## Data shown
· · · · ·
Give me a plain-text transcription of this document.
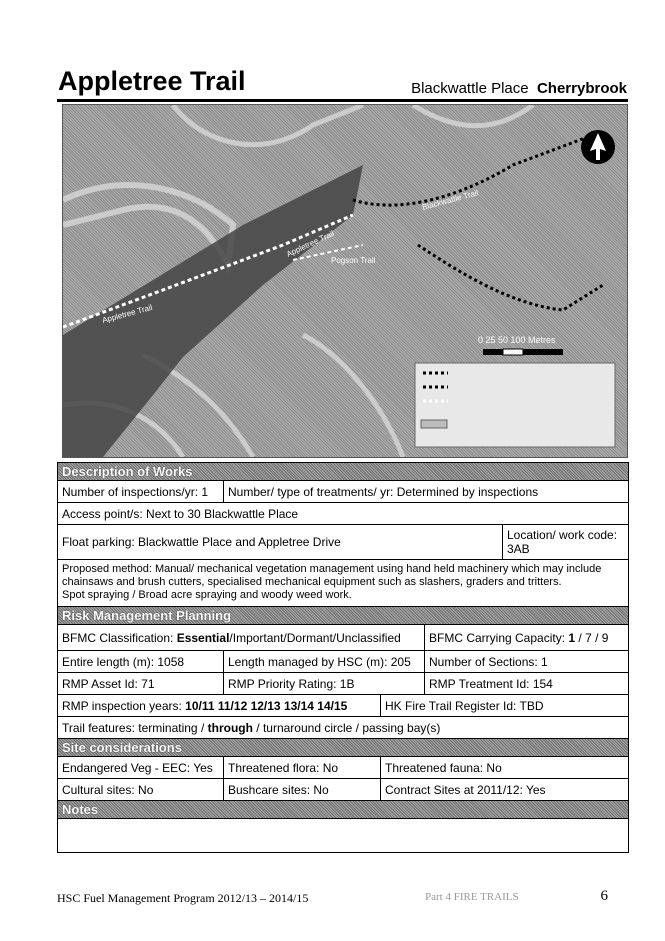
Appletree Trail	Blackwattle Place Cherrybrook
Blackwattle Trail
Appletree Trail
Pogson Trail
Appletree Trail
0 25 50 100 Metres
Description of Works				
Number of inspections/yr: 1	Number/ type of treatments/ yr: Determined by inspections			
Access point/s: Next to 30 Blackwattle Place				
Float parking: Blackwattle Place and Appletree Drive				Location/ work code: 3AB

Proposed method: Manual/ mechanical vegetation management using hand held machinery which may include chainsaws and brush cutters, specialised mechanical equipment such as slashers, graders and tritters.
Spot spraying / Broad acre spraying and woody weed work.				

Risk Management Planning				
BFMC Classification: Essential/Important/Dormant/Unclassified			BFMC Carrying Capacity: 1 / 7 / 9	
Entire length (m): 1058	Length managed by HSC (m): 205		Number of Sections: 1	
RMP Asset Id: 71	RMP Priority Rating: 1B		RMP Treatment Id: 154	
RMP inspection years: 10/11 11/12 12/13 13/14 14/15		HK Fire Trail Register Id: TBD		
Trail features: terminating / through / turnaround circle / passing bay(s)				
Site considerations				
Endangered Veg - EEC: Yes	Threatened flora: No	Threatened fauna: No		
Cultural sites: No	Bushcare sites: No	Contract Sites at 2011/12: Yes		
Notes				

HSC Fuel Management Program 2012/13 – 2014/15	Part 4 FIRE TRAILS	6
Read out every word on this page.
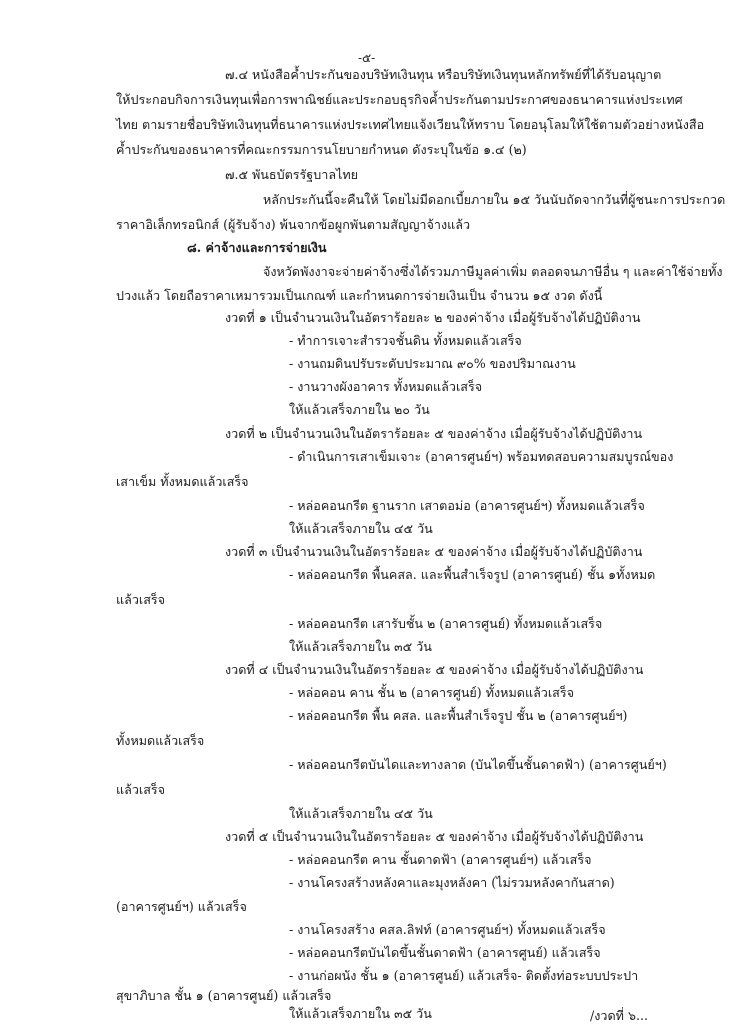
-๕-
๗.๔ หนังสือค้ำประกันของบริษัทเงินทุน หรือบริษัทเงินทุนหลักทรัพย์ที่ได้รับอนุญาต
ให้ประกอบกิจการเงินทุนเพื่อการพาณิชย์และประกอบธุรกิจค้ำประกันตามประกาศของธนาคารแห่งประเทศ
ไทย ตามรายชื่อบริษัทเงินทุนที่ธนาคารแห่งประเทศไทยแจ้งเวียนให้ทราบ โดยอนุโลมให้ใช้ตามตัวอย่างหนังสือ
ค้ำประกันของธนาคารที่คณะกรรมการนโยบายกำหนด ดังระบุในข้อ ๑.๔ (๒)
๗.๕ พันธบัตรรัฐบาลไทย
หลักประกันนี้จะคืนให้ โดยไม่มีดอกเบี้ยภายใน ๑๕ วันนับถัดจากวันที่ผู้ชนะการประกวด
ราคาอิเล็กทรอนิกส์ (ผู้รับจ้าง) พ้นจากข้อผูกพันตามสัญญาจ้างแล้ว
๘. ค่าจ้างและการจ่ายเงิน
จังหวัดพังงาจะจ่ายค่าจ้างซึ่งได้รวมภาษีมูลค่าเพิ่ม ตลอดจนภาษีอื่น ๆ และค่าใช้จ่ายทั้ง
ปวงแล้ว โดยถือราคาเหมารวมเป็นเกณฑ์ และกำหนดการจ่ายเงินเป็น จำนวน ๑๕ งวด ดังนี้
งวดที่ ๑ เป็นจำนวนเงินในอัตราร้อยละ ๒ ของค่าจ้าง เมื่อผู้รับจ้างได้ปฏิบัติงาน
- ทำการเจาะสำรวจชั้นดิน ทั้งหมดแล้วเสร็จ
- งานถมดินปรับระดับประมาณ ๙๐% ของปริมาณงาน
- งานวางผังอาคาร ทั้งหมดแล้วเสร็จ
ให้แล้วเสร็จภายใน ๒๐ วัน
งวดที่ ๒ เป็นจำนวนเงินในอัตราร้อยละ ๕ ของค่าจ้าง เมื่อผู้รับจ้างได้ปฏิบัติงาน
- ดำเนินการเสาเข็มเจาะ (อาคารศูนย์ฯ) พร้อมทดสอบความสมบูรณ์ของ
เสาเข็ม ทั้งหมดแล้วเสร็จ
- หล่อคอนกรีต ฐานราก เสาตอม่อ (อาคารศูนย์ฯ) ทั้งหมดแล้วเสร็จ
ให้แล้วเสร็จภายใน ๔๕ วัน
งวดที่ ๓ เป็นจำนวนเงินในอัตราร้อยละ ๕ ของค่าจ้าง เมื่อผู้รับจ้างได้ปฏิบัติงาน
- หล่อคอนกรีต พื้นคสล. และพื้นสำเร็จรูป (อาคารศูนย์) ชั้น ๑ทั้งหมด
แล้วเสร็จ
- หล่อคอนกรีต เสารับชั้น ๒ (อาคารศูนย์) ทั้งหมดแล้วเสร็จ
ให้แล้วเสร็จภายใน ๓๕ วัน
งวดที่ ๔ เป็นจำนวนเงินในอัตราร้อยละ ๕ ของค่าจ้าง เมื่อผู้รับจ้างได้ปฏิบัติงาน
- หล่อคอน คาน ชั้น ๒ (อาคารศูนย์) ทั้งหมดแล้วเสร็จ
- หล่อคอนกรีต พื้น คสล. และพื้นสำเร็จรูป ชั้น ๒ (อาคารศูนย์ฯ)
ทั้งหมดแล้วเสร็จ
- หล่อคอนกรีตบันไดและทางลาด (บันไดขึ้นชั้นดาดฟ้า) (อาคารศูนย์ฯ)
แล้วเสร็จ
ให้แล้วเสร็จภายใน ๔๕ วัน
งวดที่ ๕ เป็นจำนวนเงินในอัตราร้อยละ ๕ ของค่าจ้าง เมื่อผู้รับจ้างได้ปฏิบัติงาน
- หล่อคอนกรีต คาน ชั้นดาดฟ้า (อาคารศูนย์ฯ) แล้วเสร็จ
- งานโครงสร้างหลังคาและมุงหลังคา (ไม่รวมหลังคากันสาด)
(อาคารศูนย์ฯ) แล้วเสร็จ
- งานโครงสร้าง คสล.ลิฟท์ (อาคารศูนย์ฯ) ทั้งหมดแล้วเสร็จ
- หล่อคอนกรีตบันไดขึ้นชั้นดาดฟ้า (อาคารศูนย์) แล้วเสร็จ
- งานก่อผนัง ชั้น ๑ (อาคารศูนย์) แล้วเสร็จ- ติดตั้งท่อระบบประปา
สุขาภิบาล ชั้น ๑ (อาคารศูนย์) แล้วเสร็จ
ให้แล้วเสร็จภายใน ๓๕ วัน	/งวดที่ ๖...
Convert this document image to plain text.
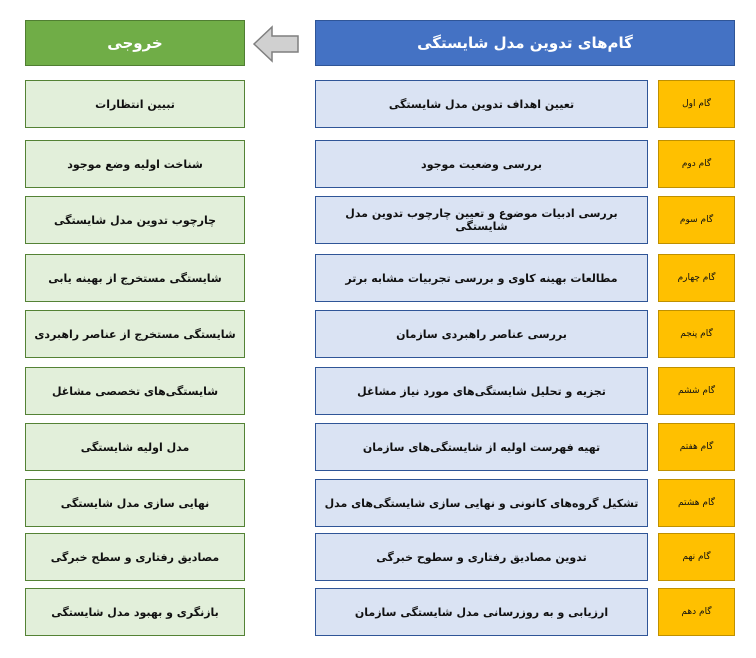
گام‌های تدوین مدل شایستگی
خروجی
گام اول
تعیین اهداف تدوین مدل شایستگی
تبیین انتظارات
گام دوم
بررسی وضعیت موجود
شناخت اولیه وضع موجود
گام سوم
بررسی ادبیات موضوع و تعیین چارچوب تدوین مدل شایستگی
چارچوب تدوین مدل شایستگی
گام چهارم
مطالعات بهینه کاوی و بررسی تجربیات مشابه برتر
شایستگی مستخرج از بهینه یابی
گام پنجم
بررسی عناصر راهبردی سازمان
شایستگی مستخرج از عناصر راهبردی
گام ششم
تجزیه و تحلیل شایستگی‌های مورد نیاز مشاغل
شایستگی‌های تخصصی مشاغل
گام هفتم
تهیه فهرست اولیه از شایستگی‌های سازمان
مدل اولیه شایستگی
گام هشتم
تشکیل گروه‌های کانونی و نهایی سازی شایستگی‌های مدل
نهایی سازی مدل شایستگی
گام نهم
تدوین مصادیق رفتاری و سطوح خبرگی
مصادیق رفتاری و سطح خبرگی
گام دهم
ارزیابی و به روزرسانی مدل شایستگی سازمان
بازنگری و بهبود مدل شایستگی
· · · · ·
## Task goal
Copy out the data above exactly, except the pictures.

## The output
Give me a plain-text transcription of this document.
Appletree Trail	Blackwattle Place Cherrybrook
Blackwattle Trail
Appletree Trail
Pogson Trail
Appletree Trail
0 25 50 100 Metres
Description of Works				
Number of inspections/yr: 1	Number/ type of treatments/ yr: Determined by inspections			
Access point/s: Next to 30 Blackwattle Place				
Float parking: Blackwattle Place and Appletree Drive				Location/ work code: 3AB

Proposed method: Manual/ mechanical vegetation management using hand held machinery which may include chainsaws and brush cutters, specialised mechanical equipment such as slashers, graders and tritters.
Spot spraying / Broad acre spraying and woody weed work.				

Risk Management Planning				
BFMC Classification: Essential/Important/Dormant/Unclassified			BFMC Carrying Capacity: 1 / 7 / 9	
Entire length (m): 1058	Length managed by HSC (m): 205		Number of Sections: 1	
RMP Asset Id: 71	RMP Priority Rating: 1B		RMP Treatment Id: 154	
RMP inspection years: 10/11 11/12 12/13 13/14 14/15		HK Fire Trail Register Id: TBD		
Trail features: terminating / through / turnaround circle / passing bay(s)				
Site considerations				
Endangered Veg - EEC: Yes	Threatened flora: No	Threatened fauna: No		
Cultural sites: No	Bushcare sites: No	Contract Sites at 2011/12: Yes		
Notes				

HSC Fuel Management Program 2012/13 – 2014/15	Part 4 FIRE TRAILS	6
Read out every word on this page.
-๕-
๗.๔ หนังสือค้ำประกันของบริษัทเงินทุน หรือบริษัทเงินทุนหลักทรัพย์ที่ได้รับอนุญาต
ให้ประกอบกิจการเงินทุนเพื่อการพาณิชย์และประกอบธุรกิจค้ำประกันตามประกาศของธนาคารแห่งประเทศ
ไทย ตามรายชื่อบริษัทเงินทุนที่ธนาคารแห่งประเทศไทยแจ้งเวียนให้ทราบ โดยอนุโลมให้ใช้ตามตัวอย่างหนังสือ
ค้ำประกันของธนาคารที่คณะกรรมการนโยบายกำหนด ดังระบุในข้อ ๑.๔ (๒)
๗.๕ พันธบัตรรัฐบาลไทย
หลักประกันนี้จะคืนให้ โดยไม่มีดอกเบี้ยภายใน ๑๕ วันนับถัดจากวันที่ผู้ชนะการประกวด
ราคาอิเล็กทรอนิกส์ (ผู้รับจ้าง) พ้นจากข้อผูกพันตามสัญญาจ้างแล้ว
๘. ค่าจ้างและการจ่ายเงิน
จังหวัดพังงาจะจ่ายค่าจ้างซึ่งได้รวมภาษีมูลค่าเพิ่ม ตลอดจนภาษีอื่น ๆ และค่าใช้จ่ายทั้ง
ปวงแล้ว โดยถือราคาเหมารวมเป็นเกณฑ์ และกำหนดการจ่ายเงินเป็น จำนวน ๑๕ งวด ดังนี้
งวดที่ ๑ เป็นจำนวนเงินในอัตราร้อยละ ๒ ของค่าจ้าง เมื่อผู้รับจ้างได้ปฏิบัติงาน
- ทำการเจาะสำรวจชั้นดิน ทั้งหมดแล้วเสร็จ
- งานถมดินปรับระดับประมาณ ๙๐% ของปริมาณงาน
- งานวางผังอาคาร ทั้งหมดแล้วเสร็จ
ให้แล้วเสร็จภายใน ๒๐ วัน
งวดที่ ๒ เป็นจำนวนเงินในอัตราร้อยละ ๕ ของค่าจ้าง เมื่อผู้รับจ้างได้ปฏิบัติงาน
- ดำเนินการเสาเข็มเจาะ (อาคารศูนย์ฯ) พร้อมทดสอบความสมบูรณ์ของ
เสาเข็ม ทั้งหมดแล้วเสร็จ
- หล่อคอนกรีต ฐานราก เสาตอม่อ (อาคารศูนย์ฯ) ทั้งหมดแล้วเสร็จ
ให้แล้วเสร็จภายใน ๔๕ วัน
งวดที่ ๓ เป็นจำนวนเงินในอัตราร้อยละ ๕ ของค่าจ้าง เมื่อผู้รับจ้างได้ปฏิบัติงาน
- หล่อคอนกรีต พื้นคสล. และพื้นสำเร็จรูป (อาคารศูนย์) ชั้น ๑ทั้งหมด
แล้วเสร็จ
- หล่อคอนกรีต เสารับชั้น ๒ (อาคารศูนย์) ทั้งหมดแล้วเสร็จ
ให้แล้วเสร็จภายใน ๓๕ วัน
งวดที่ ๔ เป็นจำนวนเงินในอัตราร้อยละ ๕ ของค่าจ้าง เมื่อผู้รับจ้างได้ปฏิบัติงาน
- หล่อคอน คาน ชั้น ๒ (อาคารศูนย์) ทั้งหมดแล้วเสร็จ
- หล่อคอนกรีต พื้น คสล. และพื้นสำเร็จรูป ชั้น ๒ (อาคารศูนย์ฯ)
ทั้งหมดแล้วเสร็จ
- หล่อคอนกรีตบันไดและทางลาด (บันไดขึ้นชั้นดาดฟ้า) (อาคารศูนย์ฯ)
แล้วเสร็จ
ให้แล้วเสร็จภายใน ๔๕ วัน
งวดที่ ๕ เป็นจำนวนเงินในอัตราร้อยละ ๕ ของค่าจ้าง เมื่อผู้รับจ้างได้ปฏิบัติงาน
- หล่อคอนกรีต คาน ชั้นดาดฟ้า (อาคารศูนย์ฯ) แล้วเสร็จ
- งานโครงสร้างหลังคาและมุงหลังคา (ไม่รวมหลังคากันสาด)
(อาคารศูนย์ฯ) แล้วเสร็จ
- งานโครงสร้าง คสล.ลิฟท์ (อาคารศูนย์ฯ) ทั้งหมดแล้วเสร็จ
- หล่อคอนกรีตบันไดขึ้นชั้นดาดฟ้า (อาคารศูนย์) แล้วเสร็จ
- งานก่อผนัง ชั้น ๑ (อาคารศูนย์) แล้วเสร็จ- ติดตั้งท่อระบบประปา
สุขาภิบาล ชั้น ๑ (อาคารศูนย์) แล้วเสร็จ
ให้แล้วเสร็จภายใน ๓๕ วัน	/งวดที่ ๖...
Convert this document image to plain text.
گام‌های تدوین مدل شایستگی
خروجی
گام اول
تعیین اهداف تدوین مدل شایستگی
تبیین انتظارات
گام دوم
بررسی وضعیت موجود
شناخت اولیه وضع موجود
گام سوم
بررسی ادبیات موضوع و تعیین چارچوب تدوین مدل شایستگی
چارچوب تدوین مدل شایستگی
گام چهارم
مطالعات بهینه کاوی و بررسی تجربیات مشابه برتر
شایستگی مستخرج از بهینه یابی
گام پنجم
بررسی عناصر راهبردی سازمان
شایستگی مستخرج از عناصر راهبردی
گام ششم
تجزیه و تحلیل شایستگی‌های مورد نیاز مشاغل
شایستگی‌های تخصصی مشاغل
گام هفتم
تهیه فهرست اولیه از شایستگی‌های سازمان
مدل اولیه شایستگی
گام هشتم
تشکیل گروه‌های کانونی و نهایی سازی شایستگی‌های مدل
نهایی سازی مدل شایستگی
گام نهم
تدوین مصادیق رفتاری و سطوح خبرگی
مصادیق رفتاری و سطح خبرگی
گام دهم
ارزیابی و به روزرسانی مدل شایستگی سازمان
بازنگری و بهبود مدل شایستگی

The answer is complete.